• **WRITTEN INSTRUCTION**
Go through the material and write it all out exactly, minus the pictures.

Dataset items
- - -

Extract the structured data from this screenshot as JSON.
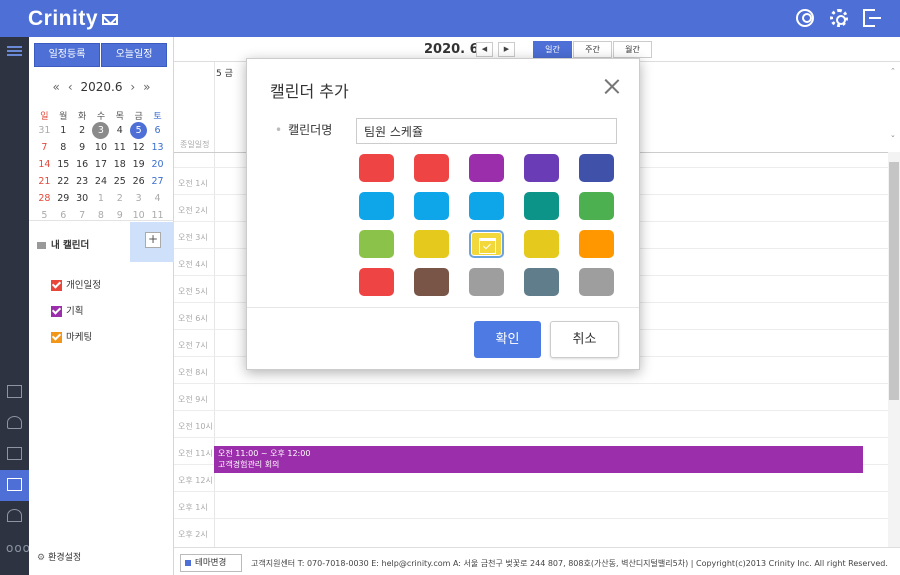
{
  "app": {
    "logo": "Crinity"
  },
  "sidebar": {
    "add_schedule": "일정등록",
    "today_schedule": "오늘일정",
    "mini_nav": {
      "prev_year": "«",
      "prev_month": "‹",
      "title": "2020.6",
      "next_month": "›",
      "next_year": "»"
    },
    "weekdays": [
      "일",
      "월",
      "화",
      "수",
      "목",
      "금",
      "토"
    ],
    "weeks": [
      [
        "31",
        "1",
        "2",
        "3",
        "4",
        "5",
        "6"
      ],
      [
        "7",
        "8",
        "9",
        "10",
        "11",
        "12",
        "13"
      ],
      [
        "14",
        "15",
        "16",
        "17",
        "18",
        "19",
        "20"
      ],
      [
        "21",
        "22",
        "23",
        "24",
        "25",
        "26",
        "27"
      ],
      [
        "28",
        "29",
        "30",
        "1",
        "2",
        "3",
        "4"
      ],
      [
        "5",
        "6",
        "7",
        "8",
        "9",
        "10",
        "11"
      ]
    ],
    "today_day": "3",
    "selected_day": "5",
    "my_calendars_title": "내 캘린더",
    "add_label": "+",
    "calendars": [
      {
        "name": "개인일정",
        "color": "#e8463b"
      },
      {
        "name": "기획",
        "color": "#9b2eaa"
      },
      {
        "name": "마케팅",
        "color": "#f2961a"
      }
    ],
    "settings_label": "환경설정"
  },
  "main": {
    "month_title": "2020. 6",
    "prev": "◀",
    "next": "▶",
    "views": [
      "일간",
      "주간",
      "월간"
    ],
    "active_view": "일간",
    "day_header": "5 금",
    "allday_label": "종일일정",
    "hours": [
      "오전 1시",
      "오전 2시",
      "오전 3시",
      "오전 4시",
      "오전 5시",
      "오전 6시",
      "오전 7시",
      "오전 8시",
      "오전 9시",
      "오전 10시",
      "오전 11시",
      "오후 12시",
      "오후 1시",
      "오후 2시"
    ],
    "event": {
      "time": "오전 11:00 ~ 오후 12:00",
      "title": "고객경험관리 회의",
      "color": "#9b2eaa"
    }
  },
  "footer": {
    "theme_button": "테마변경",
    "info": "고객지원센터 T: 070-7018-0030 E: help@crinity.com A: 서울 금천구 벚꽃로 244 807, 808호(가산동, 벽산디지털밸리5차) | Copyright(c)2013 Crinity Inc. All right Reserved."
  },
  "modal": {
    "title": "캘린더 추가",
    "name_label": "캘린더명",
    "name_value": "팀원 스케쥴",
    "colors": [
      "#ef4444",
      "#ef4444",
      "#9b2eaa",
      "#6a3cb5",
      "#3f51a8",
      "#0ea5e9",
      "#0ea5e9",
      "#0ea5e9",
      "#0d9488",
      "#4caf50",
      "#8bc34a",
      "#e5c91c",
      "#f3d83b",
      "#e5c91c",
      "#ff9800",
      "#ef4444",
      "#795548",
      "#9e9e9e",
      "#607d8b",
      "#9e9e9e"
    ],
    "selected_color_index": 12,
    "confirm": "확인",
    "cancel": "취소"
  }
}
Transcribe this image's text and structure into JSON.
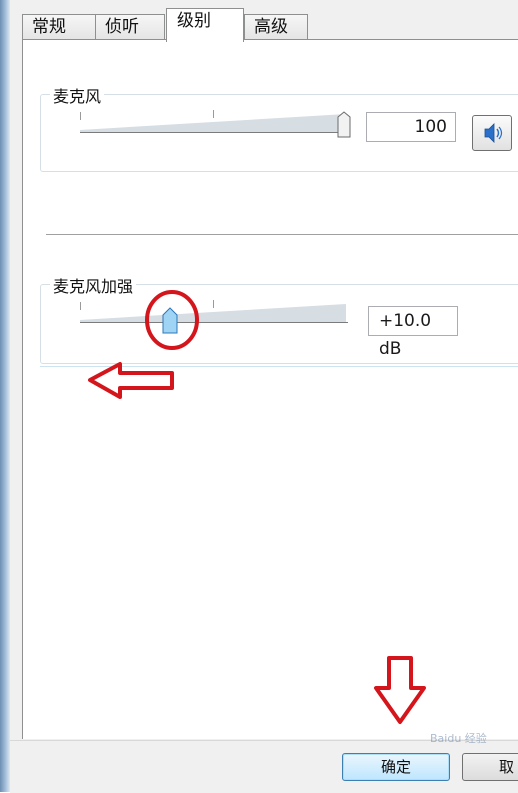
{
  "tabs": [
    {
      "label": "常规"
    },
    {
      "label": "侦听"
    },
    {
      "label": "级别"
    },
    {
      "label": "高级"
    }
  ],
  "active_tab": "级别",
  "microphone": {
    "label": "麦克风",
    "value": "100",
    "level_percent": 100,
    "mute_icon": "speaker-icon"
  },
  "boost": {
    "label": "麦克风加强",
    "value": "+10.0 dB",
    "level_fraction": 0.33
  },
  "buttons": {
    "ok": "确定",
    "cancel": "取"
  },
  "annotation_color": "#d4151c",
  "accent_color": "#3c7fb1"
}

- - -

• **IN RESPONSE**
Extract the structured data from this screenshot as JSON.
{
  "app": {
    "logo": "Crinity"
  },
  "sidebar": {
    "add_schedule": "일정등록",
    "today_schedule": "오늘일정",
    "mini_nav": {
      "prev_year": "«",
      "prev_month": "‹",
      "title": "2020.6",
      "next_month": "›",
      "next_year": "»"
    },
    "weekdays": [
      "일",
      "월",
      "화",
      "수",
      "목",
      "금",
      "토"
    ],
    "weeks": [
      [
        "31",
        "1",
        "2",
        "3",
        "4",
        "5",
        "6"
      ],
      [
        "7",
        "8",
        "9",
        "10",
        "11",
        "12",
        "13"
      ],
      [
        "14",
        "15",
        "16",
        "17",
        "18",
        "19",
        "20"
      ],
      [
        "21",
        "22",
        "23",
        "24",
        "25",
        "26",
        "27"
      ],
      [
        "28",
        "29",
        "30",
        "1",
        "2",
        "3",
        "4"
      ],
      [
        "5",
        "6",
        "7",
        "8",
        "9",
        "10",
        "11"
      ]
    ],
    "today_day": "3",
    "selected_day": "5",
    "my_calendars_title": "내 캘린더",
    "add_label": "+",
    "calendars": [
      {
        "name": "개인일정",
        "color": "#e8463b"
      },
      {
        "name": "기획",
        "color": "#9b2eaa"
      },
      {
        "name": "마케팅",
        "color": "#f2961a"
      }
    ],
    "settings_label": "환경설정"
  },
  "main": {
    "month_title": "2020. 6",
    "prev": "◀",
    "next": "▶",
    "views": [
      "일간",
      "주간",
      "월간"
    ],
    "active_view": "일간",
    "day_header": "5 금",
    "allday_label": "종일일정",
    "hours": [
      "오전 1시",
      "오전 2시",
      "오전 3시",
      "오전 4시",
      "오전 5시",
      "오전 6시",
      "오전 7시",
      "오전 8시",
      "오전 9시",
      "오전 10시",
      "오전 11시",
      "오후 12시",
      "오후 1시",
      "오후 2시"
    ],
    "event": {
      "time": "오전 11:00 ~ 오후 12:00",
      "title": "고객경험관리 회의",
      "color": "#9b2eaa"
    }
  },
  "footer": {
    "theme_button": "테마변경",
    "info": "고객지원센터 T: 070-7018-0030 E: help@crinity.com A: 서울 금천구 벚꽃로 244 807, 808호(가산동, 벽산디지털밸리5차) | Copyright(c)2013 Crinity Inc. All right Reserved."
  },
  "modal": {
    "title": "캘린더 추가",
    "name_label": "캘린더명",
    "name_value": "팀원 스케쥴",
    "colors": [
      "#ef4444",
      "#ef4444",
      "#9b2eaa",
      "#6a3cb5",
      "#3f51a8",
      "#0ea5e9",
      "#0ea5e9",
      "#0ea5e9",
      "#0d9488",
      "#4caf50",
      "#8bc34a",
      "#e5c91c",
      "#f3d83b",
      "#e5c91c",
      "#ff9800",
      "#ef4444",
      "#795548",
      "#9e9e9e",
      "#607d8b",
      "#9e9e9e"
    ],
    "selected_color_index": 12,
    "confirm": "확인",
    "cancel": "취소"
  }
}
Transcribe this image's text and structure into JSON.
{
  "tabs": [
    {
      "label": "常规"
    },
    {
      "label": "侦听"
    },
    {
      "label": "级别"
    },
    {
      "label": "高级"
    }
  ],
  "active_tab": "级别",
  "microphone": {
    "label": "麦克风",
    "value": "100",
    "level_percent": 100,
    "mute_icon": "speaker-icon"
  },
  "boost": {
    "label": "麦克风加强",
    "value": "+10.0 dB",
    "level_fraction": 0.33
  },
  "buttons": {
    "ok": "确定",
    "cancel": "取"
  },
  "annotation_color": "#d4151c",
  "accent_color": "#3c7fb1"
}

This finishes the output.